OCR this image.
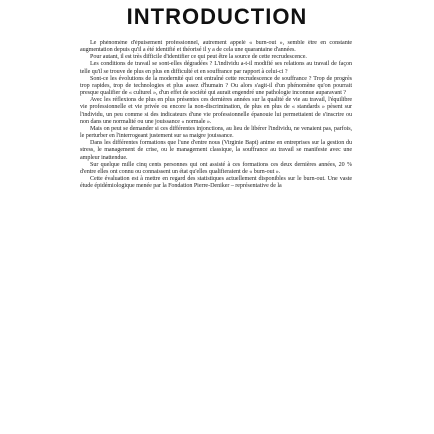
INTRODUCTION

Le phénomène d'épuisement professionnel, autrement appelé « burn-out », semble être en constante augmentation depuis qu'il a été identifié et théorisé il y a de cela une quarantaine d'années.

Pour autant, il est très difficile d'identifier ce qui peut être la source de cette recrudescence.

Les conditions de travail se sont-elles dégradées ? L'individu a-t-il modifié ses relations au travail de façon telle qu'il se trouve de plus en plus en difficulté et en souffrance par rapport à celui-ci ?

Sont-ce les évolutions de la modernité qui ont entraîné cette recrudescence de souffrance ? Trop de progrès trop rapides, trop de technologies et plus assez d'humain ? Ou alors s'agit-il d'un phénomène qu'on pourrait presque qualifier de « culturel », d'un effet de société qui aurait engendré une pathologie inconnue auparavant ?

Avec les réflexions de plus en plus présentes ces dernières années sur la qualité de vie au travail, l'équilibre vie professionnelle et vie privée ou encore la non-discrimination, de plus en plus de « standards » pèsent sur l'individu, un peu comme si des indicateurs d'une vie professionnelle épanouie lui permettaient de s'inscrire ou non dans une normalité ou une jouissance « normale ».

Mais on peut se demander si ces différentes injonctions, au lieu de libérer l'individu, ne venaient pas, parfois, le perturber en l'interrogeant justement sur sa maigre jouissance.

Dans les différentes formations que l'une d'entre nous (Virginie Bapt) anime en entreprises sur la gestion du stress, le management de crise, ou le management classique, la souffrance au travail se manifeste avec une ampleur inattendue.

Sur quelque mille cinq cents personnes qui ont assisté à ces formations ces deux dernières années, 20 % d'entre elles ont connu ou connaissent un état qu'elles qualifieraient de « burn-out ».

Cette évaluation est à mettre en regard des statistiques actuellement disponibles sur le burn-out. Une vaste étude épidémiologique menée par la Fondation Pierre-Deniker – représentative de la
_ _ _ _ _ _ _
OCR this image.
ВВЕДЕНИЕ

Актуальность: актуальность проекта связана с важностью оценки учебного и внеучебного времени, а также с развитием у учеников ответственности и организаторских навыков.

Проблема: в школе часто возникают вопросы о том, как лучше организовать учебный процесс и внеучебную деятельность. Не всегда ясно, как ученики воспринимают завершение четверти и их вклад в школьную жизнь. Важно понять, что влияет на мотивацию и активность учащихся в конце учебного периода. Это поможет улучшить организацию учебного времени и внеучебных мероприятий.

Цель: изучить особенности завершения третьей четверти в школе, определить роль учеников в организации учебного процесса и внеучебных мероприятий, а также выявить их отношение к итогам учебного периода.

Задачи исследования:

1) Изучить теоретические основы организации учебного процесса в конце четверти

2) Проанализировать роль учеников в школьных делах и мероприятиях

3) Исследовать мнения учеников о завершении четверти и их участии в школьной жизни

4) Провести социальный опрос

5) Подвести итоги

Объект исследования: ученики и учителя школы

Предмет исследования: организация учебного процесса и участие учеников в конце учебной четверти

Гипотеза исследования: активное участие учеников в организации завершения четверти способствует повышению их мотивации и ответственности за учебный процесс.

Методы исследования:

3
_ _ _ _ _ _ _
> **Short problem**
Scan the records above for the string "peut", then report every line that contains it.

> **Result of this exercise**
Pour autant, il est très difficile d'identifier ce qui peut être la source de cette recrudescence.
Mais on peut se demander si ces différentes injonctions, au lieu de libérer l'individu, ne venaient pas, parfois, le perturber en l'interrogeant justement sur sa maigre jouissance.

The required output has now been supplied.